> _Stated exercise_
Copy every record word for word.
* begin *
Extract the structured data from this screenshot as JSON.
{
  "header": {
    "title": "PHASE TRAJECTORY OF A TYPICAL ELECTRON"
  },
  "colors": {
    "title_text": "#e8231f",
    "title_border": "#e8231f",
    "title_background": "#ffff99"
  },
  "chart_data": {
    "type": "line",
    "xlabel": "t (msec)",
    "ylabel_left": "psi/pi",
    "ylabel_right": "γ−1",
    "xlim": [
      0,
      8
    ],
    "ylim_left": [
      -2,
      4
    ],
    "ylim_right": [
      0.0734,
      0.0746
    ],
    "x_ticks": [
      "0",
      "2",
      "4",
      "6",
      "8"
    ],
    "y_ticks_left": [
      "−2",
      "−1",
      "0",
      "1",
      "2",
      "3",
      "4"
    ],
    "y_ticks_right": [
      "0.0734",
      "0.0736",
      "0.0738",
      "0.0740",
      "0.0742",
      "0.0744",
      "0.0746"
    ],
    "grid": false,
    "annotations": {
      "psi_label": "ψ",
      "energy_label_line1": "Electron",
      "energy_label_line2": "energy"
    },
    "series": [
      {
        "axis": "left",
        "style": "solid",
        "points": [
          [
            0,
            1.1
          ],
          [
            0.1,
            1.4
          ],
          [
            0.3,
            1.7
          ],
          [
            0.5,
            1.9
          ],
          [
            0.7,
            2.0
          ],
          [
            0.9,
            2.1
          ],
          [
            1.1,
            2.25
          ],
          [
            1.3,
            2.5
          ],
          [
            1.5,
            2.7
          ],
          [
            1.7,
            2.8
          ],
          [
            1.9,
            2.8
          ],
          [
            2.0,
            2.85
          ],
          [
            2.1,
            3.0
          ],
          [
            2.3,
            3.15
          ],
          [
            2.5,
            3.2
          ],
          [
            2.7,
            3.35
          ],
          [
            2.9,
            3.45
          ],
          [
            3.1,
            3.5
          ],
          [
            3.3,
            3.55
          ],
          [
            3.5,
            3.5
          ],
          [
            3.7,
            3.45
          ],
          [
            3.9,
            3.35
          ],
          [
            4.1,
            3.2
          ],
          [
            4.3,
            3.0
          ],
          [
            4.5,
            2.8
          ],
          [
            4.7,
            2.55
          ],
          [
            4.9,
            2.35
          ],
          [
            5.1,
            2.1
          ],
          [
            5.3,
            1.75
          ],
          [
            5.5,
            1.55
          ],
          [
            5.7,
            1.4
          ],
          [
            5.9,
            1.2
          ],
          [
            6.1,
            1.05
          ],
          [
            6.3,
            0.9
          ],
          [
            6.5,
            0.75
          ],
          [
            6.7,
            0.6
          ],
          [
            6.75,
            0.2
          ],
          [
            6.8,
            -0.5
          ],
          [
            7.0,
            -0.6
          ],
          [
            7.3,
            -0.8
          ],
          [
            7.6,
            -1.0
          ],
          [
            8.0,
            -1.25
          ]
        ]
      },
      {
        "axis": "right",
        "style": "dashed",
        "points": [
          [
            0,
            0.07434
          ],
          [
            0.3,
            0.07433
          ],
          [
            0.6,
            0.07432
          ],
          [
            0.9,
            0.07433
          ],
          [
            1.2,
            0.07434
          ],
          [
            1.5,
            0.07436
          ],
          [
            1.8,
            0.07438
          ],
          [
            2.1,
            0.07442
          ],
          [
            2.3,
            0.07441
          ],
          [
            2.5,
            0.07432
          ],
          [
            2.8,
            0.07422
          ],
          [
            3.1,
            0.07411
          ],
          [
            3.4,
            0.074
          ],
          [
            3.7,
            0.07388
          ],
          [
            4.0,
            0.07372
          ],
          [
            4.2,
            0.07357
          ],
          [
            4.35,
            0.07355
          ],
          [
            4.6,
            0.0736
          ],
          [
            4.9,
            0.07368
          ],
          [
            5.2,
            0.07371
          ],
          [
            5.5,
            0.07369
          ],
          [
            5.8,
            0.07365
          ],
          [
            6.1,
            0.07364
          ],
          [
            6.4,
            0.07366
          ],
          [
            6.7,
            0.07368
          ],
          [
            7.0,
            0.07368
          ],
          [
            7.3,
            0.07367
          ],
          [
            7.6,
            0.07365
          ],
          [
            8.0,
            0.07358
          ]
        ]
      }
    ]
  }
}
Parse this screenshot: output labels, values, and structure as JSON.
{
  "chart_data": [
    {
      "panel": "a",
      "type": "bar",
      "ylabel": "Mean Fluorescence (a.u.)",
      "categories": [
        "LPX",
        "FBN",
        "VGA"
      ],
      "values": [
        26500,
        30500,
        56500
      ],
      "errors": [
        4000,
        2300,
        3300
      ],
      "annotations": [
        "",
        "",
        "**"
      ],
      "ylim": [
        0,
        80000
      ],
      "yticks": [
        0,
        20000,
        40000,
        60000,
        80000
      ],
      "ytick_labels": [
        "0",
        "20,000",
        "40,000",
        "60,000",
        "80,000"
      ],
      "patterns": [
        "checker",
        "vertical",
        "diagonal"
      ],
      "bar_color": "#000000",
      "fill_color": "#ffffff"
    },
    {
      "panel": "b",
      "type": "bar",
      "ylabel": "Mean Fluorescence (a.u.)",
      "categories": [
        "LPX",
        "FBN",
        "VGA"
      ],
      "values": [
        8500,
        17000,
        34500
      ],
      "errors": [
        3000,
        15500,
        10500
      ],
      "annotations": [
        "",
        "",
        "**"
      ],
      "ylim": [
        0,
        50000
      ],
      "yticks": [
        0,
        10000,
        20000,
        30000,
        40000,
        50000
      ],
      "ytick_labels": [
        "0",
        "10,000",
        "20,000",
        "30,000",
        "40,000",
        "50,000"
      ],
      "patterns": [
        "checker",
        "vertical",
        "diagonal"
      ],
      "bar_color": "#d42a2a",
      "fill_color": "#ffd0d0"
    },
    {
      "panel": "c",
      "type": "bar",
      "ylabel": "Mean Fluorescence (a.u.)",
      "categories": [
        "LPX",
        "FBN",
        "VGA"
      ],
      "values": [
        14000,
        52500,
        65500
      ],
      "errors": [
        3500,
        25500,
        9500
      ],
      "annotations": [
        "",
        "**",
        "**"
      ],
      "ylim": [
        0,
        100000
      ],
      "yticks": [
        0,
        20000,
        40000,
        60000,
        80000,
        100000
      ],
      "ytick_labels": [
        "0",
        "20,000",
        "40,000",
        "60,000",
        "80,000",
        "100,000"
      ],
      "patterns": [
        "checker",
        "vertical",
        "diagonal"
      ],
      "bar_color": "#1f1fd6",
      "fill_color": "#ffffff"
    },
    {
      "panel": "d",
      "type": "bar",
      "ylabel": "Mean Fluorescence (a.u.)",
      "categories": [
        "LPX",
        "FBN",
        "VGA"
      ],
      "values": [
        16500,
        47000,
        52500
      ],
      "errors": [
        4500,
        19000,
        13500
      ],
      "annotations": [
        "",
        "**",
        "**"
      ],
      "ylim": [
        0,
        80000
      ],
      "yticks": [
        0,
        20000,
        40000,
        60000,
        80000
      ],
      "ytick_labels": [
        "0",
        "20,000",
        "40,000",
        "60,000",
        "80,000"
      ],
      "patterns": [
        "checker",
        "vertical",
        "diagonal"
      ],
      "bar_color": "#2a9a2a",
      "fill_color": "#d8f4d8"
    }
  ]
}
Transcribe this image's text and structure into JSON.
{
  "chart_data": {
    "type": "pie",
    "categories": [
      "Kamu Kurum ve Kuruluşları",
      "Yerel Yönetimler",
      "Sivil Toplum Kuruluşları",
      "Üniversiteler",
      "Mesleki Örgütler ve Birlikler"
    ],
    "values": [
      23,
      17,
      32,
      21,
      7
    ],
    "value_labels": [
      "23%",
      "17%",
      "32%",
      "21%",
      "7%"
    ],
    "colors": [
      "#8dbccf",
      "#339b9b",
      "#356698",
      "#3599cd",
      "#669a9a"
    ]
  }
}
* end *
> _Exercise response_
Extract the structured data from this screenshot as JSON.
{
  "header": {
    "title": "PHASE TRAJECTORY OF A TYPICAL ELECTRON"
  },
  "colors": {
    "title_text": "#e8231f",
    "title_border": "#e8231f",
    "title_background": "#ffff99"
  },
  "chart_data": {
    "type": "line",
    "xlabel": "t (msec)",
    "ylabel_left": "psi/pi",
    "ylabel_right": "γ−1",
    "xlim": [
      0,
      8
    ],
    "ylim_left": [
      -2,
      4
    ],
    "ylim_right": [
      0.0734,
      0.0746
    ],
    "x_ticks": [
      "0",
      "2",
      "4",
      "6",
      "8"
    ],
    "y_ticks_left": [
      "−2",
      "−1",
      "0",
      "1",
      "2",
      "3",
      "4"
    ],
    "y_ticks_right": [
      "0.0734",
      "0.0736",
      "0.0738",
      "0.0740",
      "0.0742",
      "0.0744",
      "0.0746"
    ],
    "grid": false,
    "annotations": {
      "psi_label": "ψ",
      "energy_label_line1": "Electron",
      "energy_label_line2": "energy"
    },
    "series": [
      {
        "axis": "left",
        "style": "solid",
        "points": [
          [
            0,
            1.1
          ],
          [
            0.1,
            1.4
          ],
          [
            0.3,
            1.7
          ],
          [
            0.5,
            1.9
          ],
          [
            0.7,
            2.0
          ],
          [
            0.9,
            2.1
          ],
          [
            1.1,
            2.25
          ],
          [
            1.3,
            2.5
          ],
          [
            1.5,
            2.7
          ],
          [
            1.7,
            2.8
          ],
          [
            1.9,
            2.8
          ],
          [
            2.0,
            2.85
          ],
          [
            2.1,
            3.0
          ],
          [
            2.3,
            3.15
          ],
          [
            2.5,
            3.2
          ],
          [
            2.7,
            3.35
          ],
          [
            2.9,
            3.45
          ],
          [
            3.1,
            3.5
          ],
          [
            3.3,
            3.55
          ],
          [
            3.5,
            3.5
          ],
          [
            3.7,
            3.45
          ],
          [
            3.9,
            3.35
          ],
          [
            4.1,
            3.2
          ],
          [
            4.3,
            3.0
          ],
          [
            4.5,
            2.8
          ],
          [
            4.7,
            2.55
          ],
          [
            4.9,
            2.35
          ],
          [
            5.1,
            2.1
          ],
          [
            5.3,
            1.75
          ],
          [
            5.5,
            1.55
          ],
          [
            5.7,
            1.4
          ],
          [
            5.9,
            1.2
          ],
          [
            6.1,
            1.05
          ],
          [
            6.3,
            0.9
          ],
          [
            6.5,
            0.75
          ],
          [
            6.7,
            0.6
          ],
          [
            6.75,
            0.2
          ],
          [
            6.8,
            -0.5
          ],
          [
            7.0,
            -0.6
          ],
          [
            7.3,
            -0.8
          ],
          [
            7.6,
            -1.0
          ],
          [
            8.0,
            -1.25
          ]
        ]
      },
      {
        "axis": "right",
        "style": "dashed",
        "points": [
          [
            0,
            0.07434
          ],
          [
            0.3,
            0.07433
          ],
          [
            0.6,
            0.07432
          ],
          [
            0.9,
            0.07433
          ],
          [
            1.2,
            0.07434
          ],
          [
            1.5,
            0.07436
          ],
          [
            1.8,
            0.07438
          ],
          [
            2.1,
            0.07442
          ],
          [
            2.3,
            0.07441
          ],
          [
            2.5,
            0.07432
          ],
          [
            2.8,
            0.07422
          ],
          [
            3.1,
            0.07411
          ],
          [
            3.4,
            0.074
          ],
          [
            3.7,
            0.07388
          ],
          [
            4.0,
            0.07372
          ],
          [
            4.2,
            0.07357
          ],
          [
            4.35,
            0.07355
          ],
          [
            4.6,
            0.0736
          ],
          [
            4.9,
            0.07368
          ],
          [
            5.2,
            0.07371
          ],
          [
            5.5,
            0.07369
          ],
          [
            5.8,
            0.07365
          ],
          [
            6.1,
            0.07364
          ],
          [
            6.4,
            0.07366
          ],
          [
            6.7,
            0.07368
          ],
          [
            7.0,
            0.07368
          ],
          [
            7.3,
            0.07367
          ],
          [
            7.6,
            0.07365
          ],
          [
            8.0,
            0.07358
          ]
        ]
      }
    ]
  }
}
Parse this screenshot: output labels, values, and structure as JSON.
{
  "chart_data": [
    {
      "panel": "a",
      "type": "bar",
      "ylabel": "Mean Fluorescence (a.u.)",
      "categories": [
        "LPX",
        "FBN",
        "VGA"
      ],
      "values": [
        26500,
        30500,
        56500
      ],
      "errors": [
        4000,
        2300,
        3300
      ],
      "annotations": [
        "",
        "",
        "**"
      ],
      "ylim": [
        0,
        80000
      ],
      "yticks": [
        0,
        20000,
        40000,
        60000,
        80000
      ],
      "ytick_labels": [
        "0",
        "20,000",
        "40,000",
        "60,000",
        "80,000"
      ],
      "patterns": [
        "checker",
        "vertical",
        "diagonal"
      ],
      "bar_color": "#000000",
      "fill_color": "#ffffff"
    },
    {
      "panel": "b",
      "type": "bar",
      "ylabel": "Mean Fluorescence (a.u.)",
      "categories": [
        "LPX",
        "FBN",
        "VGA"
      ],
      "values": [
        8500,
        17000,
        34500
      ],
      "errors": [
        3000,
        15500,
        10500
      ],
      "annotations": [
        "",
        "",
        "**"
      ],
      "ylim": [
        0,
        50000
      ],
      "yticks": [
        0,
        10000,
        20000,
        30000,
        40000,
        50000
      ],
      "ytick_labels": [
        "0",
        "10,000",
        "20,000",
        "30,000",
        "40,000",
        "50,000"
      ],
      "patterns": [
        "checker",
        "vertical",
        "diagonal"
      ],
      "bar_color": "#d42a2a",
      "fill_color": "#ffd0d0"
    },
    {
      "panel": "c",
      "type": "bar",
      "ylabel": "Mean Fluorescence (a.u.)",
      "categories": [
        "LPX",
        "FBN",
        "VGA"
      ],
      "values": [
        14000,
        52500,
        65500
      ],
      "errors": [
        3500,
        25500,
        9500
      ],
      "annotations": [
        "",
        "**",
        "**"
      ],
      "ylim": [
        0,
        100000
      ],
      "yticks": [
        0,
        20000,
        40000,
        60000,
        80000,
        100000
      ],
      "ytick_labels": [
        "0",
        "20,000",
        "40,000",
        "60,000",
        "80,000",
        "100,000"
      ],
      "patterns": [
        "checker",
        "vertical",
        "diagonal"
      ],
      "bar_color": "#1f1fd6",
      "fill_color": "#ffffff"
    },
    {
      "panel": "d",
      "type": "bar",
      "ylabel": "Mean Fluorescence (a.u.)",
      "categories": [
        "LPX",
        "FBN",
        "VGA"
      ],
      "values": [
        16500,
        47000,
        52500
      ],
      "errors": [
        4500,
        19000,
        13500
      ],
      "annotations": [
        "",
        "**",
        "**"
      ],
      "ylim": [
        0,
        80000
      ],
      "yticks": [
        0,
        20000,
        40000,
        60000,
        80000
      ],
      "ytick_labels": [
        "0",
        "20,000",
        "40,000",
        "60,000",
        "80,000"
      ],
      "patterns": [
        "checker",
        "vertical",
        "diagonal"
      ],
      "bar_color": "#2a9a2a",
      "fill_color": "#d8f4d8"
    }
  ]
}
Transcribe this image's text and structure into JSON.
{
  "chart_data": {
    "type": "pie",
    "categories": [
      "Kamu Kurum ve Kuruluşları",
      "Yerel Yönetimler",
      "Sivil Toplum Kuruluşları",
      "Üniversiteler",
      "Mesleki Örgütler ve Birlikler"
    ],
    "values": [
      23,
      17,
      32,
      21,
      7
    ],
    "value_labels": [
      "23%",
      "17%",
      "32%",
      "21%",
      "7%"
    ],
    "colors": [
      "#8dbccf",
      "#339b9b",
      "#356698",
      "#3599cd",
      "#669a9a"
    ]
  }
}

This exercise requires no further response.